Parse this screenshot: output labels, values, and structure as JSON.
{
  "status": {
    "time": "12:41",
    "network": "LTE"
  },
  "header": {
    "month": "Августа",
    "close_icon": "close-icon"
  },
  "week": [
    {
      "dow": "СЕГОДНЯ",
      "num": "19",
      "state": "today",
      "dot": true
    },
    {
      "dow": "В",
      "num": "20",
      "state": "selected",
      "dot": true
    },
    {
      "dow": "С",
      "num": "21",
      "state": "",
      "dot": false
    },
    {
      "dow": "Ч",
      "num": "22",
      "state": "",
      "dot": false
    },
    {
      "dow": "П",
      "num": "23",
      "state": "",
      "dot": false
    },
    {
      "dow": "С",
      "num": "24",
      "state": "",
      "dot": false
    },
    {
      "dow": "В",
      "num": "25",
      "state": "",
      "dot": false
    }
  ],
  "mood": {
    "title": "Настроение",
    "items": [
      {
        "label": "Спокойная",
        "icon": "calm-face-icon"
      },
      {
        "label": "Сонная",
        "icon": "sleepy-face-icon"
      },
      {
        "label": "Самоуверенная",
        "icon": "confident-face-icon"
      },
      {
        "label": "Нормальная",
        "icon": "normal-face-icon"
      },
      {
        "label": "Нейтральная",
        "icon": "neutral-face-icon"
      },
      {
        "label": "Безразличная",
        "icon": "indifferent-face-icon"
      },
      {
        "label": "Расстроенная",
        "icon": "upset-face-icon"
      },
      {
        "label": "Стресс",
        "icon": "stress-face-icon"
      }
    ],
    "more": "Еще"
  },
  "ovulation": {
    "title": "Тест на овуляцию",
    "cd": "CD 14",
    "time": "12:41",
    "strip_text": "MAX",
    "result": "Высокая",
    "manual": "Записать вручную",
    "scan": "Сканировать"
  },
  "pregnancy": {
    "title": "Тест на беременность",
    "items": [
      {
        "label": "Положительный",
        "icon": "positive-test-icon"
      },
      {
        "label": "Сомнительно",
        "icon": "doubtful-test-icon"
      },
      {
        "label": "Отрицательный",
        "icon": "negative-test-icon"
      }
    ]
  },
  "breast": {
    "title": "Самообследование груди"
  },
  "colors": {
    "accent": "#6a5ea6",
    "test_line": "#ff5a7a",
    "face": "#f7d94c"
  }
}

● Written request:
List the lines of the records where "face" occurs.

● Exercise response:
        "icon": "calm-face-icon"
        "icon": "sleepy-face-icon"
        "icon": "confident-face-icon"
        "icon": "normal-face-icon"
        "icon": "neutral-face-icon"
        "icon": "indifferent-face-icon"
        "icon": "upset-face-icon"
        "icon": "stress-face-icon"
    "face": "#f7d94c"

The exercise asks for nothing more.